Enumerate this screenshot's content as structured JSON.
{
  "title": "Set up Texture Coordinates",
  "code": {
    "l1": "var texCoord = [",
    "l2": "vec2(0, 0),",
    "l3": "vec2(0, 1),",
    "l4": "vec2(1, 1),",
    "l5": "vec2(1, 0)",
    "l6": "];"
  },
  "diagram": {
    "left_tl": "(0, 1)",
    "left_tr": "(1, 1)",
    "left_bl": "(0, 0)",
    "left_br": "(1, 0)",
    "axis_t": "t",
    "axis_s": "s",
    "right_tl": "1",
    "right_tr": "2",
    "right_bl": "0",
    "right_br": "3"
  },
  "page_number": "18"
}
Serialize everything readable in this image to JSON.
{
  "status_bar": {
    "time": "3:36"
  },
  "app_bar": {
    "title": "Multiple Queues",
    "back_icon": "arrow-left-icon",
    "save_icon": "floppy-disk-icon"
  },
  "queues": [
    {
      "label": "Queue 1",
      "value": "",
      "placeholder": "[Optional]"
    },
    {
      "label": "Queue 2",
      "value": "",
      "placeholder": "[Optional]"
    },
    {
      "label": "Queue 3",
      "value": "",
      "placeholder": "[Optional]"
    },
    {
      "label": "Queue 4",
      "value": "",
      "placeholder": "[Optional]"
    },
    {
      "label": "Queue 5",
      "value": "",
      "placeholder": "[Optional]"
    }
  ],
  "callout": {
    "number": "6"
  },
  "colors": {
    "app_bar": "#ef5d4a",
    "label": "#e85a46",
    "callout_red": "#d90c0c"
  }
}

*****

Only the lines from the one containing "Serialize everything readable" to the end of the records should be repeated, exactly as they appear.

• [Solved problem]:
Serialize everything readable in this image to JSON.
{
  "status_bar": {
    "time": "3:36"
  },
  "app_bar": {
    "title": "Multiple Queues",
    "back_icon": "arrow-left-icon",
    "save_icon": "floppy-disk-icon"
  },
  "queues": [
    {
      "label": "Queue 1",
      "value": "",
      "placeholder": "[Optional]"
    },
    {
      "label": "Queue 2",
      "value": "",
      "placeholder": "[Optional]"
    },
    {
      "label": "Queue 3",
      "value": "",
      "placeholder": "[Optional]"
    },
    {
      "label": "Queue 4",
      "value": "",
      "placeholder": "[Optional]"
    },
    {
      "label": "Queue 5",
      "value": "",
      "placeholder": "[Optional]"
    }
  ],
  "callout": {
    "number": "6"
  },
  "colors": {
    "app_bar": "#ef5d4a",
    "label": "#e85a46",
    "callout_red": "#d90c0c"
  }
}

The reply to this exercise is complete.